Return the lines where the word "Şefliği" occurs.

● **SUPPLIED DATA**:
◆ ◆ ◆ ◆ ◆
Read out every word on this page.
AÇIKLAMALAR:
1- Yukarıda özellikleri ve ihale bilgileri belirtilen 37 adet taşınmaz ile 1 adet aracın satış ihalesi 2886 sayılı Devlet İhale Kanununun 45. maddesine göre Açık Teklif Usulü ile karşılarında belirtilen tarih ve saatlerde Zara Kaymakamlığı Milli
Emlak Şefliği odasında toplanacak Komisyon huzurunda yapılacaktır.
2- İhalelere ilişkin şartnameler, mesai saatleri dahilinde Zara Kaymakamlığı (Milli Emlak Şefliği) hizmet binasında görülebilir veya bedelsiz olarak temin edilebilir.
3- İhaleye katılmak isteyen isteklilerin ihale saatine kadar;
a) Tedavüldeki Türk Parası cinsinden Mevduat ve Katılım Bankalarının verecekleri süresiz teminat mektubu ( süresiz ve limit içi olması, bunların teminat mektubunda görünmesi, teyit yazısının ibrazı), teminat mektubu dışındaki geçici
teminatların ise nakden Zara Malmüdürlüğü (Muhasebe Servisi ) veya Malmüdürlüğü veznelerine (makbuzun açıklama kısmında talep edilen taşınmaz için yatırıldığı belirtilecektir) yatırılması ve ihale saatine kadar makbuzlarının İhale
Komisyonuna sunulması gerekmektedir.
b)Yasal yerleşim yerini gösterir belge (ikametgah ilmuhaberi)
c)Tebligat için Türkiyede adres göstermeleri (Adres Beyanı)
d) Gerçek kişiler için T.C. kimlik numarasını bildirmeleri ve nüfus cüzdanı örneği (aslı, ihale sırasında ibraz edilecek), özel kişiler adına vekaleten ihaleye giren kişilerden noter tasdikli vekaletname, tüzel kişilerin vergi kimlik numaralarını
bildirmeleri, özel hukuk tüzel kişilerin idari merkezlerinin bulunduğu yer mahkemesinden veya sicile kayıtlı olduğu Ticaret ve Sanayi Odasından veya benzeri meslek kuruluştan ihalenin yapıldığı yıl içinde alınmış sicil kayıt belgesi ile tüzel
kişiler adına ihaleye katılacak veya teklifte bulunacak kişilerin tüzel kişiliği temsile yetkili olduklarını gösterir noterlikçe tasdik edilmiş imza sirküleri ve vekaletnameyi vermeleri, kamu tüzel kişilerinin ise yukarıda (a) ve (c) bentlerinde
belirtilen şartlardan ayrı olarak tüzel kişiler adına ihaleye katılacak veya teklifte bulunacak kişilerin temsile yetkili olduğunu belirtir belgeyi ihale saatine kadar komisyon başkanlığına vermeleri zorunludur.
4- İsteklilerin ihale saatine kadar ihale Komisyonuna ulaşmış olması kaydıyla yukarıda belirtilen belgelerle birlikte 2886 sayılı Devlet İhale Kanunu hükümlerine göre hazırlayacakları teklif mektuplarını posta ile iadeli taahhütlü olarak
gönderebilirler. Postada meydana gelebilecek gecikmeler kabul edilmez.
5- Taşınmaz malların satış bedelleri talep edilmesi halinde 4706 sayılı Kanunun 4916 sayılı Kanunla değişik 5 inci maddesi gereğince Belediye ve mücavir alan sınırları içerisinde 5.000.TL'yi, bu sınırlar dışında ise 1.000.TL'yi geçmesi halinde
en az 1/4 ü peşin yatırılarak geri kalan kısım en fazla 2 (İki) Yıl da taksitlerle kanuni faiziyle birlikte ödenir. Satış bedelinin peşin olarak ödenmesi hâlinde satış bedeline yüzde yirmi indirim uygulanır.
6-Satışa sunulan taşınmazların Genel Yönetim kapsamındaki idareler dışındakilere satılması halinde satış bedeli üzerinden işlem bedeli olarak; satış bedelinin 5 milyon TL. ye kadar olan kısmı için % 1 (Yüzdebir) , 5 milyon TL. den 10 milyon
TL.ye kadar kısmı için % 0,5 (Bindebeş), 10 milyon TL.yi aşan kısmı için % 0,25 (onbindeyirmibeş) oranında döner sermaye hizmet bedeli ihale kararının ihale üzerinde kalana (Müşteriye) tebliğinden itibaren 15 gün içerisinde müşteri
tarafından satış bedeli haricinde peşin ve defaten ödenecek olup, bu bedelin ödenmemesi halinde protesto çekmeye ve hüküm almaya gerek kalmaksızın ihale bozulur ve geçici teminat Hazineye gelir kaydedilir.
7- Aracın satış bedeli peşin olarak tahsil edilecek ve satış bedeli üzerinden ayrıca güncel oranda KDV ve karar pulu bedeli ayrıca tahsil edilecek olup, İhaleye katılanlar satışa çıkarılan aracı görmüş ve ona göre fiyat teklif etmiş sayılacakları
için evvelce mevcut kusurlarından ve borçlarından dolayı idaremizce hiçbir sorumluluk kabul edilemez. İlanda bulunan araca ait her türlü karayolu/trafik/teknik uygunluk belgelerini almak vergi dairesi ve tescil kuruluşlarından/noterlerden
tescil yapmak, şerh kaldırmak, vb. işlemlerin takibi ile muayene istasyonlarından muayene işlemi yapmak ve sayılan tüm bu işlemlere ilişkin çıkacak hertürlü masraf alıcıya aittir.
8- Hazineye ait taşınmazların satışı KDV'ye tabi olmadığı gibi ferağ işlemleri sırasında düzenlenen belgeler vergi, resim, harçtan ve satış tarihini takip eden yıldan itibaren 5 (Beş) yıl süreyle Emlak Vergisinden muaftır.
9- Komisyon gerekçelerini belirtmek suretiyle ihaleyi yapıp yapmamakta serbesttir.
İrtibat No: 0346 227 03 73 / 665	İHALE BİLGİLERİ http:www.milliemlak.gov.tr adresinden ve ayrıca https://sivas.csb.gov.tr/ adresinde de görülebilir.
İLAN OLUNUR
◆ ◆ ◆ ◆ ◆
● **SOLUTION FOR THIS TASK**:
Emlak Şefliği odasında toplanacak Komisyon huzurunda yapılacaktır.
2- İhalelere ilişkin şartnameler, mesai saatleri dahilinde Zara Kaymakamlığı (Milli Emlak Şefliği) hizmet binasında görülebilir veya bedelsiz olarak temin edilebilir.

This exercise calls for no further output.